#### EXERCISE OBJECTIVE
From the entries that follow, gather each line holding the word "กษณะงานท".

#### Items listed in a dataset
>>

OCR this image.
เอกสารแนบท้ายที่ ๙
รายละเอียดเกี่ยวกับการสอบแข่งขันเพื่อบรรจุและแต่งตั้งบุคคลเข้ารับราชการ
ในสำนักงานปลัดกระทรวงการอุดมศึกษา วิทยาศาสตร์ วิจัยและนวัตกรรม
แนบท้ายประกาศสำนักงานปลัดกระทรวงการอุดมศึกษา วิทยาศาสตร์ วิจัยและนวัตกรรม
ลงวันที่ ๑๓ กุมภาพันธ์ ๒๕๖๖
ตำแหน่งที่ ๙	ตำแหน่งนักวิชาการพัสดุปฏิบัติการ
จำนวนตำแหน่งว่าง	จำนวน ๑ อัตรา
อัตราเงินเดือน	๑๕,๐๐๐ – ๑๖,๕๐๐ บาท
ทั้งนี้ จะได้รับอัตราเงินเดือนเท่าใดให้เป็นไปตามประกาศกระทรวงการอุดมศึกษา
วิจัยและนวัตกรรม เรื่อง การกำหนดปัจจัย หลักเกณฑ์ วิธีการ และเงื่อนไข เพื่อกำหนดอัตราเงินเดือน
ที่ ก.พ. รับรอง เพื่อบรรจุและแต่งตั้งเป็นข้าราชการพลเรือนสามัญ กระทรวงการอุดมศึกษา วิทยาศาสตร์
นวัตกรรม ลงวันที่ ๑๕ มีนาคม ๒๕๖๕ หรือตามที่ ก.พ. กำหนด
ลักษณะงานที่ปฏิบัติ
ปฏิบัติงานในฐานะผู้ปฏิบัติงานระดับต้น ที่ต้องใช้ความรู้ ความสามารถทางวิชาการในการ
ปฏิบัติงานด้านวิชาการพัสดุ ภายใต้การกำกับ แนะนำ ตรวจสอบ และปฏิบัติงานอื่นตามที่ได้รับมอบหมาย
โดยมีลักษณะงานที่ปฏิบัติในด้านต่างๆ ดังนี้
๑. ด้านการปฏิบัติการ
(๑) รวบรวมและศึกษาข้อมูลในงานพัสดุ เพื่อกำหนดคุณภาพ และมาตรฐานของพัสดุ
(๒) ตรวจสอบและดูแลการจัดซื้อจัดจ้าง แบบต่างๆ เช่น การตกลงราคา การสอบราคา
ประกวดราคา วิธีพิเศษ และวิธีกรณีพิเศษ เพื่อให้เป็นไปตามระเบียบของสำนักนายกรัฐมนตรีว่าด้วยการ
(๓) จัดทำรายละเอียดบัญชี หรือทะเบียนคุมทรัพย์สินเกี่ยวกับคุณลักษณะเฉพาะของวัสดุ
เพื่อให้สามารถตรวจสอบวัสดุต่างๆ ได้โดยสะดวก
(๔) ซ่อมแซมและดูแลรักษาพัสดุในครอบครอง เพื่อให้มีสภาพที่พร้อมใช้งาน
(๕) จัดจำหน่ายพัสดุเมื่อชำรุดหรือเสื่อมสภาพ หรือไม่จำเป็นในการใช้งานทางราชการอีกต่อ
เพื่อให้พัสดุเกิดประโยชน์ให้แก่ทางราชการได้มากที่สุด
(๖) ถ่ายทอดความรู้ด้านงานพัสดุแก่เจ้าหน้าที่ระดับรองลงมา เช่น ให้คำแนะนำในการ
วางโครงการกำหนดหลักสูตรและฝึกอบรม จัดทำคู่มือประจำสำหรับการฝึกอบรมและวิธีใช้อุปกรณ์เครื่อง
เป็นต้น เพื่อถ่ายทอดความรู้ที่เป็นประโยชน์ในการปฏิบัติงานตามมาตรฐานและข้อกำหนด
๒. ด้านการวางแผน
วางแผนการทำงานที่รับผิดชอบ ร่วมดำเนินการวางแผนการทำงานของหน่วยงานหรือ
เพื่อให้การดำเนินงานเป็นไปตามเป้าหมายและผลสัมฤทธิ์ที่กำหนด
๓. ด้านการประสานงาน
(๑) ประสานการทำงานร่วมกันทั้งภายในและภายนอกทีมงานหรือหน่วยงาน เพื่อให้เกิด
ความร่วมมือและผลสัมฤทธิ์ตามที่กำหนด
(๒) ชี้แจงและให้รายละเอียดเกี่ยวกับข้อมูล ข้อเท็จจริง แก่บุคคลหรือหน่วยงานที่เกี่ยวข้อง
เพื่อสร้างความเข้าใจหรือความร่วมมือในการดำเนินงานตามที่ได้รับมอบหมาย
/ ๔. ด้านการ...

<<

#### EXERCISE SOLUTION
ลักษณะงานที่ปฏิบัติ
โดยมีลักษณะงานที่ปฏิบัติในด้านต่างๆ ดังนี้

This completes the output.